What you have to do
The records below hold pictures; please leave those out and retype the rest exactly.
— Begin —
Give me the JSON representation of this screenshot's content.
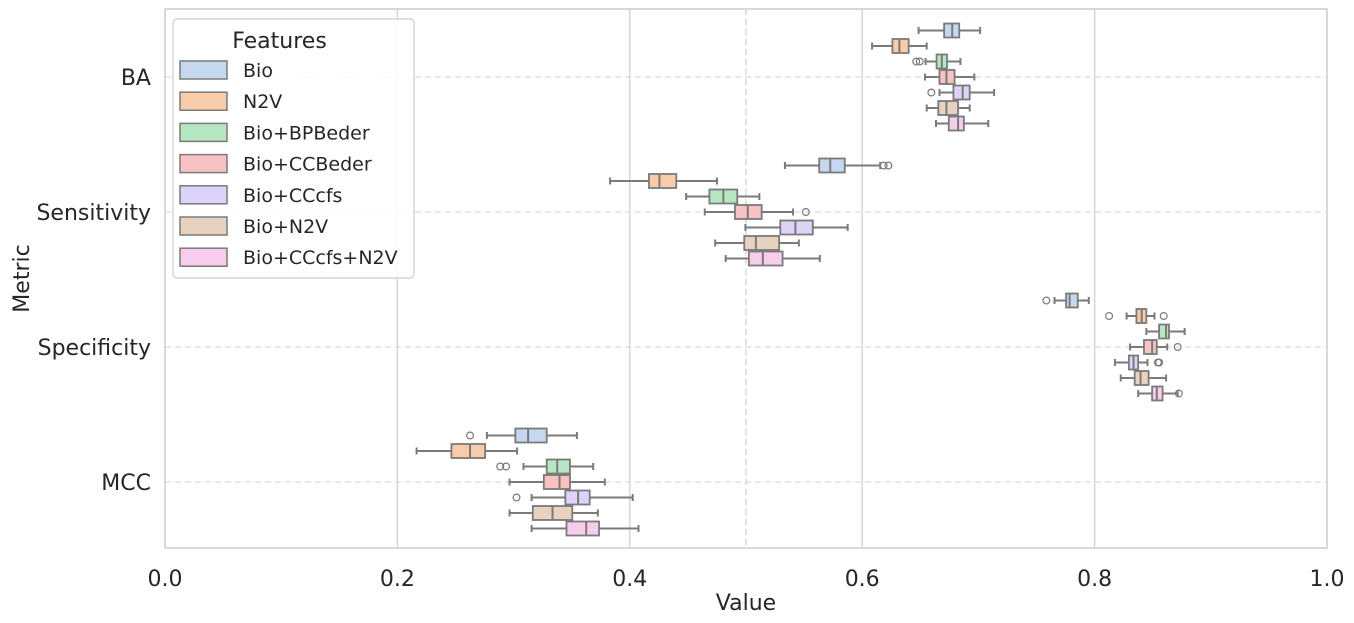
{
  "chart_data": {
    "type": "boxplot",
    "orientation": "horizontal",
    "xlabel": "Value",
    "ylabel": "Metric",
    "xlim": [
      0.0,
      1.0
    ],
    "xticks": [
      "0.0",
      "0.2",
      "0.4",
      "0.6",
      "0.8",
      "1.0"
    ],
    "categories": [
      "BA",
      "Sensitivity",
      "Specificity",
      "MCC"
    ],
    "legend": {
      "title": "Features",
      "placement": "top-left"
    },
    "grid": {
      "vertical_solid": [
        0.2,
        0.4,
        0.6,
        0.8
      ],
      "vertical_dashed": [
        0.5
      ],
      "horizontal_dashed_at_categories": true
    },
    "series": [
      {
        "name": "Bio",
        "color": "#c6d7f0",
        "boxes": [
          {
            "metric": "BA",
            "whislo": 0.6485,
            "q1": 0.6705,
            "med": 0.6775,
            "q3": 0.6835,
            "whishi": 0.7015,
            "fliers": []
          },
          {
            "metric": "Sensitivity",
            "whislo": 0.5335,
            "q1": 0.563,
            "med": 0.5725,
            "q3": 0.585,
            "whishi": 0.6155,
            "fliers": [
              0.6185,
              0.6225
            ]
          },
          {
            "metric": "Specificity",
            "whislo": 0.7655,
            "q1": 0.7755,
            "med": 0.7785,
            "q3": 0.7855,
            "whishi": 0.795,
            "fliers": [
              0.7585
            ]
          },
          {
            "metric": "MCC",
            "whislo": 0.277,
            "q1": 0.3015,
            "med": 0.3125,
            "q3": 0.3285,
            "whishi": 0.3545,
            "fliers": [
              0.2625
            ]
          }
        ]
      },
      {
        "name": "N2V",
        "color": "#f8cba9",
        "boxes": [
          {
            "metric": "BA",
            "whislo": 0.6085,
            "q1": 0.626,
            "med": 0.632,
            "q3": 0.64,
            "whishi": 0.6555,
            "fliers": []
          },
          {
            "metric": "Sensitivity",
            "whislo": 0.383,
            "q1": 0.4165,
            "med": 0.4255,
            "q3": 0.44,
            "whishi": 0.475,
            "fliers": []
          },
          {
            "metric": "Specificity",
            "whislo": 0.8275,
            "q1": 0.836,
            "med": 0.8405,
            "q3": 0.8445,
            "whishi": 0.8515,
            "fliers": [
              0.8125,
              0.8595
            ]
          },
          {
            "metric": "MCC",
            "whislo": 0.2165,
            "q1": 0.2465,
            "med": 0.2625,
            "q3": 0.2755,
            "whishi": 0.303,
            "fliers": []
          }
        ]
      },
      {
        "name": "Bio+BPBeder",
        "color": "#b7e7c2",
        "boxes": [
          {
            "metric": "BA",
            "whislo": 0.6545,
            "q1": 0.664,
            "med": 0.6685,
            "q3": 0.673,
            "whishi": 0.6845,
            "fliers": [
              0.6465,
              0.6495
            ]
          },
          {
            "metric": "Sensitivity",
            "whislo": 0.4485,
            "q1": 0.4685,
            "med": 0.4805,
            "q3": 0.4925,
            "whishi": 0.5115,
            "fliers": []
          },
          {
            "metric": "Specificity",
            "whislo": 0.8445,
            "q1": 0.8555,
            "med": 0.8615,
            "q3": 0.864,
            "whishi": 0.8775,
            "fliers": []
          },
          {
            "metric": "MCC",
            "whislo": 0.3085,
            "q1": 0.3285,
            "med": 0.3375,
            "q3": 0.3485,
            "whishi": 0.3685,
            "fliers": [
              0.2885,
              0.2935
            ]
          }
        ]
      },
      {
        "name": "Bio+CCBeder",
        "color": "#f8c2c2",
        "boxes": [
          {
            "metric": "BA",
            "whislo": 0.654,
            "q1": 0.6665,
            "med": 0.6725,
            "q3": 0.6795,
            "whishi": 0.6965,
            "fliers": []
          },
          {
            "metric": "Sensitivity",
            "whislo": 0.4645,
            "q1": 0.4905,
            "med": 0.5015,
            "q3": 0.5135,
            "whishi": 0.5405,
            "fliers": [
              0.5515
            ]
          },
          {
            "metric": "Specificity",
            "whislo": 0.8305,
            "q1": 0.8425,
            "med": 0.8495,
            "q3": 0.8535,
            "whishi": 0.8625,
            "fliers": [
              0.8715
            ]
          },
          {
            "metric": "MCC",
            "whislo": 0.2965,
            "q1": 0.326,
            "med": 0.3395,
            "q3": 0.3485,
            "whishi": 0.3785,
            "fliers": []
          }
        ]
      },
      {
        "name": "Bio+CCcfs",
        "color": "#ddd2f7",
        "boxes": [
          {
            "metric": "BA",
            "whislo": 0.6665,
            "q1": 0.6785,
            "med": 0.6865,
            "q3": 0.6925,
            "whishi": 0.7135,
            "fliers": [
              0.6595
            ]
          },
          {
            "metric": "Sensitivity",
            "whislo": 0.4995,
            "q1": 0.5295,
            "med": 0.5425,
            "q3": 0.5575,
            "whishi": 0.5875,
            "fliers": []
          },
          {
            "metric": "Specificity",
            "whislo": 0.8175,
            "q1": 0.8295,
            "med": 0.8335,
            "q3": 0.8375,
            "whishi": 0.8455,
            "fliers": [
              0.8545,
              0.8555
            ]
          },
          {
            "metric": "MCC",
            "whislo": 0.3155,
            "q1": 0.3445,
            "med": 0.3555,
            "q3": 0.3655,
            "whishi": 0.4025,
            "fliers": [
              0.3025
            ]
          }
        ]
      },
      {
        "name": "Bio+N2V",
        "color": "#e7d2bf",
        "boxes": [
          {
            "metric": "BA",
            "whislo": 0.6555,
            "q1": 0.6655,
            "med": 0.6725,
            "q3": 0.6825,
            "whishi": 0.6925,
            "fliers": []
          },
          {
            "metric": "Sensitivity",
            "whislo": 0.4735,
            "q1": 0.4985,
            "med": 0.5085,
            "q3": 0.5285,
            "whishi": 0.5455,
            "fliers": []
          },
          {
            "metric": "Specificity",
            "whislo": 0.8225,
            "q1": 0.8345,
            "med": 0.8395,
            "q3": 0.8465,
            "whishi": 0.8615,
            "fliers": []
          },
          {
            "metric": "MCC",
            "whislo": 0.2965,
            "q1": 0.3165,
            "med": 0.3335,
            "q3": 0.3505,
            "whishi": 0.3725,
            "fliers": []
          }
        ]
      },
      {
        "name": "Bio+CCcfs+N2V",
        "color": "#f6cdea",
        "boxes": [
          {
            "metric": "BA",
            "whislo": 0.6635,
            "q1": 0.6745,
            "med": 0.6825,
            "q3": 0.6875,
            "whishi": 0.7085,
            "fliers": []
          },
          {
            "metric": "Sensitivity",
            "whislo": 0.4825,
            "q1": 0.5025,
            "med": 0.5145,
            "q3": 0.5315,
            "whishi": 0.5635,
            "fliers": []
          },
          {
            "metric": "Specificity",
            "whislo": 0.8375,
            "q1": 0.8495,
            "med": 0.8535,
            "q3": 0.8585,
            "whishi": 0.8715,
            "fliers": [
              0.8725
            ]
          },
          {
            "metric": "MCC",
            "whislo": 0.3155,
            "q1": 0.3455,
            "med": 0.3625,
            "q3": 0.3735,
            "whishi": 0.4075,
            "fliers": []
          }
        ]
      }
    ]
  }
}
— End —
Exercise result
Give me the JSON representation of this screenshot's content.
{
  "chart_data": {
    "type": "boxplot",
    "orientation": "horizontal",
    "xlabel": "Value",
    "ylabel": "Metric",
    "xlim": [
      0.0,
      1.0
    ],
    "xticks": [
      "0.0",
      "0.2",
      "0.4",
      "0.6",
      "0.8",
      "1.0"
    ],
    "categories": [
      "BA",
      "Sensitivity",
      "Specificity",
      "MCC"
    ],
    "legend": {
      "title": "Features",
      "placement": "top-left"
    },
    "grid": {
      "vertical_solid": [
        0.2,
        0.4,
        0.6,
        0.8
      ],
      "vertical_dashed": [
        0.5
      ],
      "horizontal_dashed_at_categories": true
    },
    "series": [
      {
        "name": "Bio",
        "color": "#c6d7f0",
        "boxes": [
          {
            "metric": "BA",
            "whislo": 0.6485,
            "q1": 0.6705,
            "med": 0.6775,
            "q3": 0.6835,
            "whishi": 0.7015,
            "fliers": []
          },
          {
            "metric": "Sensitivity",
            "whislo": 0.5335,
            "q1": 0.563,
            "med": 0.5725,
            "q3": 0.585,
            "whishi": 0.6155,
            "fliers": [
              0.6185,
              0.6225
            ]
          },
          {
            "metric": "Specificity",
            "whislo": 0.7655,
            "q1": 0.7755,
            "med": 0.7785,
            "q3": 0.7855,
            "whishi": 0.795,
            "fliers": [
              0.7585
            ]
          },
          {
            "metric": "MCC",
            "whislo": 0.277,
            "q1": 0.3015,
            "med": 0.3125,
            "q3": 0.3285,
            "whishi": 0.3545,
            "fliers": [
              0.2625
            ]
          }
        ]
      },
      {
        "name": "N2V",
        "color": "#f8cba9",
        "boxes": [
          {
            "metric": "BA",
            "whislo": 0.6085,
            "q1": 0.626,
            "med": 0.632,
            "q3": 0.64,
            "whishi": 0.6555,
            "fliers": []
          },
          {
            "metric": "Sensitivity",
            "whislo": 0.383,
            "q1": 0.4165,
            "med": 0.4255,
            "q3": 0.44,
            "whishi": 0.475,
            "fliers": []
          },
          {
            "metric": "Specificity",
            "whislo": 0.8275,
            "q1": 0.836,
            "med": 0.8405,
            "q3": 0.8445,
            "whishi": 0.8515,
            "fliers": [
              0.8125,
              0.8595
            ]
          },
          {
            "metric": "MCC",
            "whislo": 0.2165,
            "q1": 0.2465,
            "med": 0.2625,
            "q3": 0.2755,
            "whishi": 0.303,
            "fliers": []
          }
        ]
      },
      {
        "name": "Bio+BPBeder",
        "color": "#b7e7c2",
        "boxes": [
          {
            "metric": "BA",
            "whislo": 0.6545,
            "q1": 0.664,
            "med": 0.6685,
            "q3": 0.673,
            "whishi": 0.6845,
            "fliers": [
              0.6465,
              0.6495
            ]
          },
          {
            "metric": "Sensitivity",
            "whislo": 0.4485,
            "q1": 0.4685,
            "med": 0.4805,
            "q3": 0.4925,
            "whishi": 0.5115,
            "fliers": []
          },
          {
            "metric": "Specificity",
            "whislo": 0.8445,
            "q1": 0.8555,
            "med": 0.8615,
            "q3": 0.864,
            "whishi": 0.8775,
            "fliers": []
          },
          {
            "metric": "MCC",
            "whislo": 0.3085,
            "q1": 0.3285,
            "med": 0.3375,
            "q3": 0.3485,
            "whishi": 0.3685,
            "fliers": [
              0.2885,
              0.2935
            ]
          }
        ]
      },
      {
        "name": "Bio+CCBeder",
        "color": "#f8c2c2",
        "boxes": [
          {
            "metric": "BA",
            "whislo": 0.654,
            "q1": 0.6665,
            "med": 0.6725,
            "q3": 0.6795,
            "whishi": 0.6965,
            "fliers": []
          },
          {
            "metric": "Sensitivity",
            "whislo": 0.4645,
            "q1": 0.4905,
            "med": 0.5015,
            "q3": 0.5135,
            "whishi": 0.5405,
            "fliers": [
              0.5515
            ]
          },
          {
            "metric": "Specificity",
            "whislo": 0.8305,
            "q1": 0.8425,
            "med": 0.8495,
            "q3": 0.8535,
            "whishi": 0.8625,
            "fliers": [
              0.8715
            ]
          },
          {
            "metric": "MCC",
            "whislo": 0.2965,
            "q1": 0.326,
            "med": 0.3395,
            "q3": 0.3485,
            "whishi": 0.3785,
            "fliers": []
          }
        ]
      },
      {
        "name": "Bio+CCcfs",
        "color": "#ddd2f7",
        "boxes": [
          {
            "metric": "BA",
            "whislo": 0.6665,
            "q1": 0.6785,
            "med": 0.6865,
            "q3": 0.6925,
            "whishi": 0.7135,
            "fliers": [
              0.6595
            ]
          },
          {
            "metric": "Sensitivity",
            "whislo": 0.4995,
            "q1": 0.5295,
            "med": 0.5425,
            "q3": 0.5575,
            "whishi": 0.5875,
            "fliers": []
          },
          {
            "metric": "Specificity",
            "whislo": 0.8175,
            "q1": 0.8295,
            "med": 0.8335,
            "q3": 0.8375,
            "whishi": 0.8455,
            "fliers": [
              0.8545,
              0.8555
            ]
          },
          {
            "metric": "MCC",
            "whislo": 0.3155,
            "q1": 0.3445,
            "med": 0.3555,
            "q3": 0.3655,
            "whishi": 0.4025,
            "fliers": [
              0.3025
            ]
          }
        ]
      },
      {
        "name": "Bio+N2V",
        "color": "#e7d2bf",
        "boxes": [
          {
            "metric": "BA",
            "whislo": 0.6555,
            "q1": 0.6655,
            "med": 0.6725,
            "q3": 0.6825,
            "whishi": 0.6925,
            "fliers": []
          },
          {
            "metric": "Sensitivity",
            "whislo": 0.4735,
            "q1": 0.4985,
            "med": 0.5085,
            "q3": 0.5285,
            "whishi": 0.5455,
            "fliers": []
          },
          {
            "metric": "Specificity",
            "whislo": 0.8225,
            "q1": 0.8345,
            "med": 0.8395,
            "q3": 0.8465,
            "whishi": 0.8615,
            "fliers": []
          },
          {
            "metric": "MCC",
            "whislo": 0.2965,
            "q1": 0.3165,
            "med": 0.3335,
            "q3": 0.3505,
            "whishi": 0.3725,
            "fliers": []
          }
        ]
      },
      {
        "name": "Bio+CCcfs+N2V",
        "color": "#f6cdea",
        "boxes": [
          {
            "metric": "BA",
            "whislo": 0.6635,
            "q1": 0.6745,
            "med": 0.6825,
            "q3": 0.6875,
            "whishi": 0.7085,
            "fliers": []
          },
          {
            "metric": "Sensitivity",
            "whislo": 0.4825,
            "q1": 0.5025,
            "med": 0.5145,
            "q3": 0.5315,
            "whishi": 0.5635,
            "fliers": []
          },
          {
            "metric": "Specificity",
            "whislo": 0.8375,
            "q1": 0.8495,
            "med": 0.8535,
            "q3": 0.8585,
            "whishi": 0.8715,
            "fliers": [
              0.8725
            ]
          },
          {
            "metric": "MCC",
            "whislo": 0.3155,
            "q1": 0.3455,
            "med": 0.3625,
            "q3": 0.3735,
            "whishi": 0.4075,
            "fliers": []
          }
        ]
      }
    ]
  }
}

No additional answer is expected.